Material shown:
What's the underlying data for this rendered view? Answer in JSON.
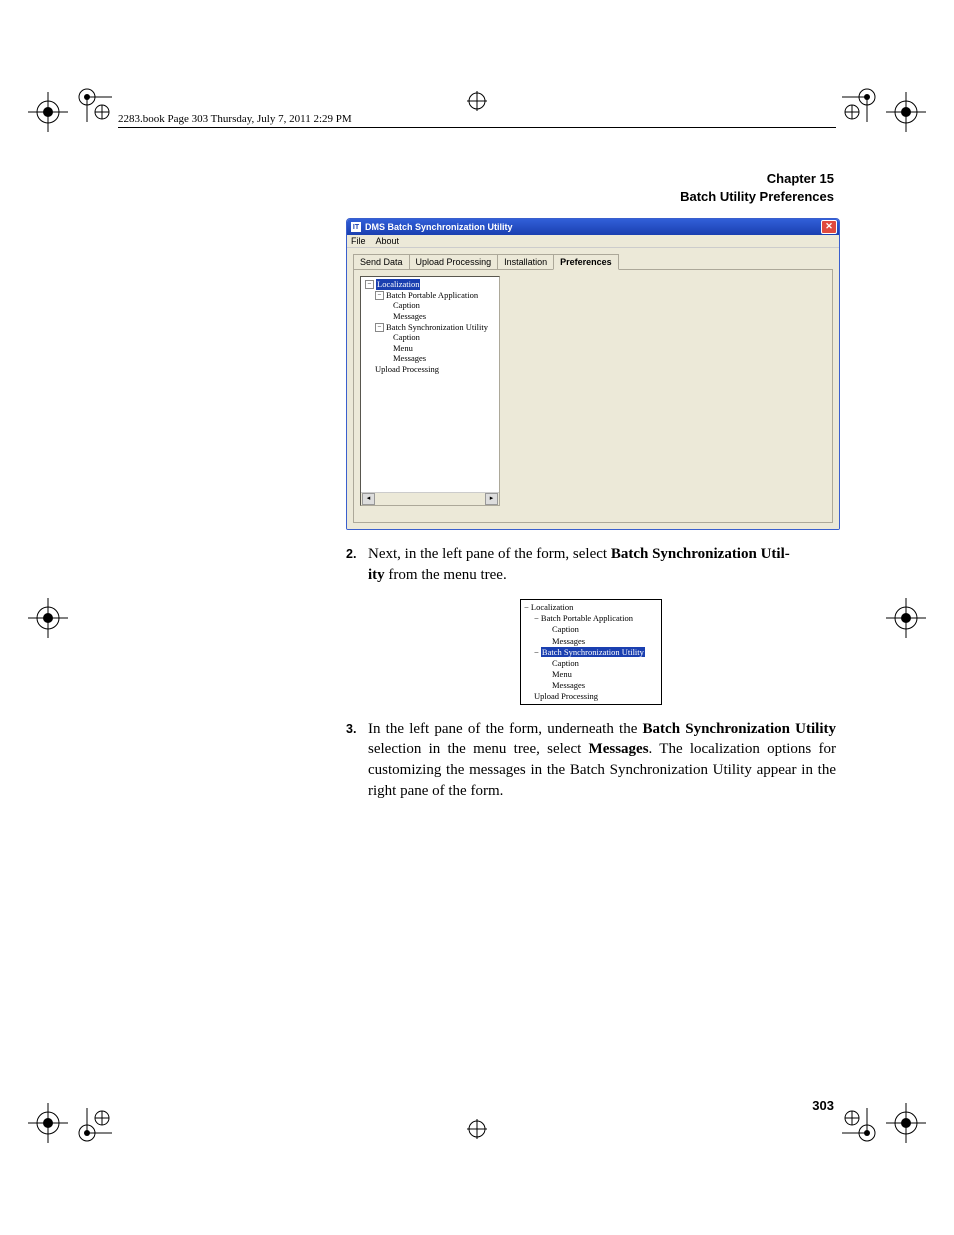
{
  "header_tag": "2283.book  Page 303  Thursday, July 7, 2011  2:29 PM",
  "chapter": {
    "line1": "Chapter 15",
    "line2": "Batch Utility Preferences"
  },
  "app": {
    "title": "DMS Batch Synchronization Utility",
    "menu": {
      "file": "File",
      "about": "About"
    },
    "tabs": {
      "send": "Send Data",
      "upload": "Upload Processing",
      "install": "Installation",
      "prefs": "Preferences"
    },
    "tree": {
      "root": "Localization",
      "bpa": "Batch Portable Application",
      "caption": "Caption",
      "messages": "Messages",
      "bsu": "Batch Synchronization Utility",
      "menu_item": "Menu",
      "upload_node": "Upload Processing"
    }
  },
  "step2": {
    "num": "2.",
    "pre": "Next, in the left pane of the form, select ",
    "bold1a": "Batch Synchronization Util-",
    "bold1b": "ity",
    "post": " from the menu tree."
  },
  "small_tree": {
    "root": "Localization",
    "bpa": "Batch Portable Application",
    "caption": "Caption",
    "messages": "Messages",
    "bsu": "Batch Synchronization Utility",
    "menu_item": "Menu",
    "upload_node": "Upload Processing"
  },
  "step3": {
    "num": "3.",
    "t1": "In the left pane of the form, underneath the ",
    "b1": "Batch Synchronization Utility",
    "t2": " selection in the menu tree, select ",
    "b2": "Messages",
    "t3": ". The localization options for customizing the messages in the Batch Synchronization Utility appear in the right pane of the form."
  },
  "page_number": "303"
}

Set problem:
Exclude every picture and copy the remaining data exactly.

Written solution:
What's the underlying data for this rendered view? Answer in JSON.
{
  "header_tag": "2283.book  Page 303  Thursday, July 7, 2011  2:29 PM",
  "chapter": {
    "line1": "Chapter 15",
    "line2": "Batch Utility Preferences"
  },
  "app": {
    "title": "DMS Batch Synchronization Utility",
    "menu": {
      "file": "File",
      "about": "About"
    },
    "tabs": {
      "send": "Send Data",
      "upload": "Upload Processing",
      "install": "Installation",
      "prefs": "Preferences"
    },
    "tree": {
      "root": "Localization",
      "bpa": "Batch Portable Application",
      "caption": "Caption",
      "messages": "Messages",
      "bsu": "Batch Synchronization Utility",
      "menu_item": "Menu",
      "upload_node": "Upload Processing"
    }
  },
  "step2": {
    "num": "2.",
    "pre": "Next, in the left pane of the form, select ",
    "bold1a": "Batch Synchronization Util-",
    "bold1b": "ity",
    "post": " from the menu tree."
  },
  "small_tree": {
    "root": "Localization",
    "bpa": "Batch Portable Application",
    "caption": "Caption",
    "messages": "Messages",
    "bsu": "Batch Synchronization Utility",
    "menu_item": "Menu",
    "upload_node": "Upload Processing"
  },
  "step3": {
    "num": "3.",
    "t1": "In the left pane of the form, underneath the ",
    "b1": "Batch Synchronization Utility",
    "t2": " selection in the menu tree, select ",
    "b2": "Messages",
    "t3": ". The localization options for customizing the messages in the Batch Synchronization Utility appear in the right pane of the form."
  },
  "page_number": "303"
}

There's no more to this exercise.